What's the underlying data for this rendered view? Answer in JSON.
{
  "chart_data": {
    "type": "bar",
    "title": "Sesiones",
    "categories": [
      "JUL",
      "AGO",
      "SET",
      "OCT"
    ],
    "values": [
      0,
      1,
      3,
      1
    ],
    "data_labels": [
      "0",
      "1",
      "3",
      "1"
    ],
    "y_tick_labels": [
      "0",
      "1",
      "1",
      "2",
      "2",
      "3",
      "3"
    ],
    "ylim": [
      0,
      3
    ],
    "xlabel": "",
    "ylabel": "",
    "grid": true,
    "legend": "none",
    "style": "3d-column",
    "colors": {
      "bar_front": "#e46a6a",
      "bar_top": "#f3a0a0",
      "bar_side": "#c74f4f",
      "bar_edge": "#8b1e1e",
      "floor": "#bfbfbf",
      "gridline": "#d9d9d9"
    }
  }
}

● To be done
Repeat the listing in full, keeping every line exactly as it is.

● Written reply
What's the underlying data for this rendered view? Answer in JSON.
{
  "chart_data": {
    "type": "bar",
    "title": "Sesiones",
    "categories": [
      "JUL",
      "AGO",
      "SET",
      "OCT"
    ],
    "values": [
      0,
      1,
      3,
      1
    ],
    "data_labels": [
      "0",
      "1",
      "3",
      "1"
    ],
    "y_tick_labels": [
      "0",
      "1",
      "1",
      "2",
      "2",
      "3",
      "3"
    ],
    "ylim": [
      0,
      3
    ],
    "xlabel": "",
    "ylabel": "",
    "grid": true,
    "legend": "none",
    "style": "3d-column",
    "colors": {
      "bar_front": "#e46a6a",
      "bar_top": "#f3a0a0",
      "bar_side": "#c74f4f",
      "bar_edge": "#8b1e1e",
      "floor": "#bfbfbf",
      "gridline": "#d9d9d9"
    }
  }
}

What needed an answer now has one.